_THE RECORDS_
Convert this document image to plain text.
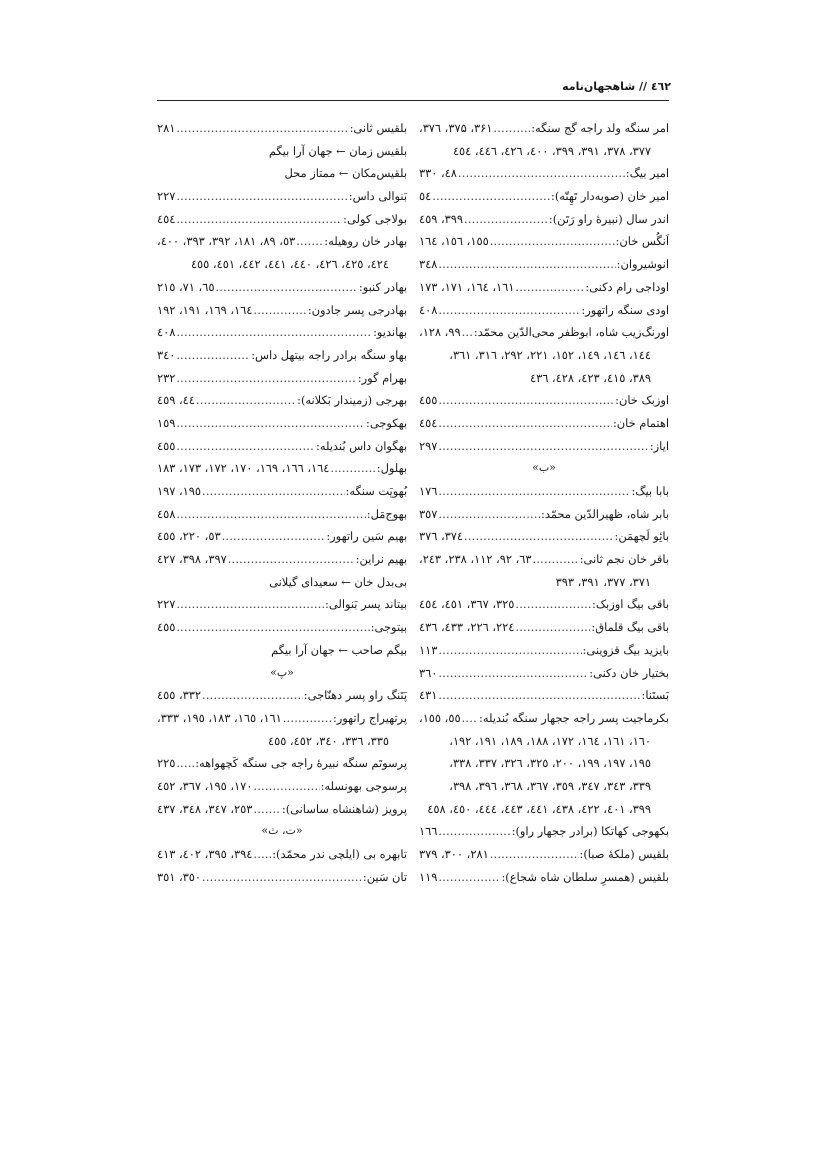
٤٦٢ // شاهجهان‌نامه
امر سنگه ولد راجه گج سنگه:
.....
۳۶۱، ۳۷۵، ۳۷٦،
۳۷۷، ۳۷۸، ۳۹۱، ۳۹۹، ٤۰۰، ٤۲٦، ٤٤٦، ٤٥٤
امیر بیگ:
.....
٤۸، ۳۳۰
امیر خان (صوبه‌دار تَهِتّه):
.....
٥٤
اندر سال (نبیرهٔ راو رَتَن):
.....
۳۹۹، ٤٥۹
اَنگُس خان:
.....
۱٥٥، ۱٥٦، ۱٦٤
انوشیروان:
.....
۳٤۸
اوداجی رام دکنی:
.....
۱٦۱، ۱٦٤، ۱۷۱، ۱۷۳
اودی سنگه راتهور:
.....
٤۰۸
اورنگ‌زیب شاه، ابوظفر محی‌الدّین محمّد:
.....
۹۹، ۱۲۸،
۱٤٤، ۱٤٦، ۱٤۹، ۱٥۲، ۲۲۱، ۲۹۲، ۳۱٦، ۳٦۱،
۳۸۹، ٤۱٥، ٤۲۳، ٤۲۸، ٤۳٦
اوزبک خان:
.....
٤٥٥
اهتمام خان:
.....
٤٥٤
ایاز:
.....
۲۹۷
«ب»
بابا بیگ:
.....
۱۷٦
بابر شاه، ظهیرالدّین محمّد:
.....
۳٥۷
بائِو لَچهمَن:
.....
۳۷٤، ۳۷٦
باقر خان نجم ثانی:
.....
٦۳، ۹۲، ۱۱۲، ۲۳۸، ۲٤۳،
۳۷۱، ۳۷۷، ۳۹۱، ۳۹۳
باقی بیگ اوزبک:
.....
۳۲٥، ۳٦۷، ٤٥۱، ٤٥٤
باقی بیگ قلماق:
.....
۲۲٤، ۲۲٦، ٤۳۳، ٤۳٦
بایزید بیگ قزوینی:
.....
۱۱۳
بختیار خان دکنی:
.....
۳٦۰
بَستَنا:
.....
٤۳۱
بکرماجیت پسر راجه ججهار سنگه بُندیله:
.....
٥٥، ۱٥٥،
۱٦۰، ۱٦۱، ۱٦٤، ۱۷۲، ۱۸۸، ۱۸۹، ۱۹۱، ۱۹۲،
۱۹٥، ۱۹۷، ۱۹۹، ۲۰۰، ۳۲٥، ۳۲٦، ۳۳۷، ۳۳۸،
۳۳۹، ۳٤۳، ۳٤۷، ۳٥۹، ۳٦۷، ۳٦۸، ۳۹٦، ۳۹۸،
۳۹۹، ٤۰۱، ٤۲۲، ٤۳۸، ٤٤۱، ٤٤۳، ٤٤٤، ٤٥۰، ٤٥۸
بکهوجی کهاتکا (برادر ججهار راو):
.....
۱٦٦
بلقیس (ملکهٔ صبا):
.....
۲۸۱، ۳۰۰، ۳۷۹
بلقیس (همسرِ سلطان شاه شجاع):
.....
۱۱۹
بلقیس ثانی:
.....
۲۸۱
بلقیس زمان ← جهان آرا بیگم
بلقیس‌مکان ← ممتاز محل
بَنوالی داس:
.....
۲۲۷
بولاجی کولی:
.....
٤٥٤
بهادر خان روهیله:
.....
٥۳، ۸۹، ۱۸۱، ۳۹۲، ۳۹۳، ٤۰۰،
٤۲٤، ٤۲٥، ٤۲٦، ٤٤۰، ٤٤۱، ٤٤۲، ٤٥۱، ٤٥٥
بهادر کنبو:
.....
٦٥، ۷۱، ۲۱٥
بهادرجی پسر جادون:
.....
۱٦٤، ۱٦۹، ۱۹۱، ۱۹۲
بهاندیو:
.....
٤۰۸
بهاو سنگه برادر راجه بیتهل داس:
.....
۳٤۰
بهرام گور:
.....
۲۳۲
بهرجی (زمیندار بَکلانه):
.....
٤٤، ٤٥۹
بهکوجی:
.....
۱٥۹
بهگوان داس بُندیله:
.....
٤٥٥
بهلول:
.....
۱٦٤، ۱٦٦، ۱٦۹، ۱۷۰، ۱۷۲، ۱۷۳، ۱۸۳
بُهوپَت سنگه:
.....
۱۹٥، ۱۹۷
بهوج‌مَل:
.....
٤٥۸
بهیم سَین راتهور:
.....
٥۳، ۲۲۰، ٤٥٥
بهیم نراین:
.....
۳۹۷، ۳۹۸، ٤۲۷
بی‌بدل خان ← سعیدای گیلانی
بیتاند پسر بَنوالی:
.....
۲۲۷
بیتوجی:
.....
٤٥٥
بیگم صاحب ← جهان آرا بیگم
«پ»
پَتَنگ راو پسر دهنّاجی:
.....
۳۳۲، ٤٥٥
پرتهیراج راتهور:
.....
۱٦۱، ۱٦٥، ۱۸۳، ۱۹٥، ۳۳۳،
۳۳٥، ۳۳٦، ۳٤۰، ٤٥۲، ٤٥٥
پرسوتَم سنگه نبیرهٔ راجه جی سنگه کَچهواهه:
.....
۲۲٥
پرسوجی بهونسله:
.....
۱۷۰، ۱۹٥، ۳٦۷، ٤٥۲
پرویز (شاهنشاه ساسانی):
.....
۲٥۳، ۳٤۷، ۳٤۸، ٤۳۷
«ت، ث»
تابهره بی (ایلچی ندر محمّد):
.....
۳۹٤، ۳۹٥، ٤۰۲، ٤۱۳
تان سَین:
.....
۳٥۰، ۳٥۱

_EXERCISE REQUIREMENTS_
Return the listing above word for word, with the pictures removed.

_EXERCISE ANSWER_
Convert this document image to plain text.
٤٦٢ // شاهجهان‌نامه
امر سنگه ولد راجه گج سنگه:
.....
۳۶۱، ۳۷۵، ۳۷٦،
۳۷۷، ۳۷۸، ۳۹۱، ۳۹۹، ٤۰۰، ٤۲٦، ٤٤٦، ٤٥٤
امیر بیگ:
.....
٤۸، ۳۳۰
امیر خان (صوبه‌دار تَهِتّه):
.....
٥٤
اندر سال (نبیرهٔ راو رَتَن):
.....
۳۹۹، ٤٥۹
اَنگُس خان:
.....
۱٥٥، ۱٥٦، ۱٦٤
انوشیروان:
.....
۳٤۸
اوداجی رام دکنی:
.....
۱٦۱، ۱٦٤، ۱۷۱، ۱۷۳
اودی سنگه راتهور:
.....
٤۰۸
اورنگ‌زیب شاه، ابوظفر محی‌الدّین محمّد:
.....
۹۹، ۱۲۸،
۱٤٤، ۱٤٦، ۱٤۹، ۱٥۲، ۲۲۱، ۲۹۲، ۳۱٦، ۳٦۱،
۳۸۹، ٤۱٥، ٤۲۳، ٤۲۸، ٤۳٦
اوزبک خان:
.....
٤٥٥
اهتمام خان:
.....
٤٥٤
ایاز:
.....
۲۹۷
«ب»
بابا بیگ:
.....
۱۷٦
بابر شاه، ظهیرالدّین محمّد:
.....
۳٥۷
بائِو لَچهمَن:
.....
۳۷٤، ۳۷٦
باقر خان نجم ثانی:
.....
٦۳، ۹۲، ۱۱۲، ۲۳۸، ۲٤۳،
۳۷۱، ۳۷۷، ۳۹۱، ۳۹۳
باقی بیگ اوزبک:
.....
۳۲٥، ۳٦۷، ٤٥۱، ٤٥٤
باقی بیگ قلماق:
.....
۲۲٤، ۲۲٦، ٤۳۳، ٤۳٦
بایزید بیگ قزوینی:
.....
۱۱۳
بختیار خان دکنی:
.....
۳٦۰
بَستَنا:
.....
٤۳۱
بکرماجیت پسر راجه ججهار سنگه بُندیله:
.....
٥٥، ۱٥٥،
۱٦۰، ۱٦۱، ۱٦٤، ۱۷۲، ۱۸۸، ۱۸۹، ۱۹۱، ۱۹۲،
۱۹٥، ۱۹۷، ۱۹۹، ۲۰۰، ۳۲٥، ۳۲٦، ۳۳۷، ۳۳۸،
۳۳۹، ۳٤۳، ۳٤۷، ۳٥۹، ۳٦۷، ۳٦۸، ۳۹٦، ۳۹۸،
۳۹۹، ٤۰۱، ٤۲۲، ٤۳۸، ٤٤۱، ٤٤۳، ٤٤٤، ٤٥۰، ٤٥۸
بکهوجی کهاتکا (برادر ججهار راو):
.....
۱٦٦
بلقیس (ملکهٔ صبا):
.....
۲۸۱، ۳۰۰، ۳۷۹
بلقیس (همسرِ سلطان شاه شجاع):
.....
۱۱۹
بلقیس ثانی:
.....
۲۸۱
بلقیس زمان ← جهان آرا بیگم
بلقیس‌مکان ← ممتاز محل
بَنوالی داس:
.....
۲۲۷
بولاجی کولی:
.....
٤٥٤
بهادر خان روهیله:
.....
٥۳، ۸۹، ۱۸۱، ۳۹۲، ۳۹۳، ٤۰۰،
٤۲٤، ٤۲٥، ٤۲٦، ٤٤۰، ٤٤۱، ٤٤۲، ٤٥۱، ٤٥٥
بهادر کنبو:
.....
٦٥، ۷۱، ۲۱٥
بهادرجی پسر جادون:
.....
۱٦٤، ۱٦۹، ۱۹۱، ۱۹۲
بهاندیو:
.....
٤۰۸
بهاو سنگه برادر راجه بیتهل داس:
.....
۳٤۰
بهرام گور:
.....
۲۳۲
بهرجی (زمیندار بَکلانه):
.....
٤٤، ٤٥۹
بهکوجی:
.....
۱٥۹
بهگوان داس بُندیله:
.....
٤٥٥
بهلول:
.....
۱٦٤، ۱٦٦، ۱٦۹، ۱۷۰، ۱۷۲، ۱۷۳، ۱۸۳
بُهوپَت سنگه:
.....
۱۹٥، ۱۹۷
بهوج‌مَل:
.....
٤٥۸
بهیم سَین راتهور:
.....
٥۳، ۲۲۰، ٤٥٥
بهیم نراین:
.....
۳۹۷، ۳۹۸، ٤۲۷
بی‌بدل خان ← سعیدای گیلانی
بیتاند پسر بَنوالی:
.....
۲۲۷
بیتوجی:
.....
٤٥٥
بیگم صاحب ← جهان آرا بیگم
«پ»
پَتَنگ راو پسر دهنّاجی:
.....
۳۳۲، ٤٥٥
پرتهیراج راتهور:
.....
۱٦۱، ۱٦٥، ۱۸۳، ۱۹٥، ۳۳۳،
۳۳٥، ۳۳٦، ۳٤۰، ٤٥۲، ٤٥٥
پرسوتَم سنگه نبیرهٔ راجه جی سنگه کَچهواهه:
.....
۲۲٥
پرسوجی بهونسله:
.....
۱۷۰، ۱۹٥، ۳٦۷، ٤٥۲
پرویز (شاهنشاه ساسانی):
.....
۲٥۳، ۳٤۷، ۳٤۸، ٤۳۷
«ت، ث»
تابهره بی (ایلچی ندر محمّد):
.....
۳۹٤، ۳۹٥، ٤۰۲، ٤۱۳
تان سَین:
.....
۳٥۰، ۳٥۱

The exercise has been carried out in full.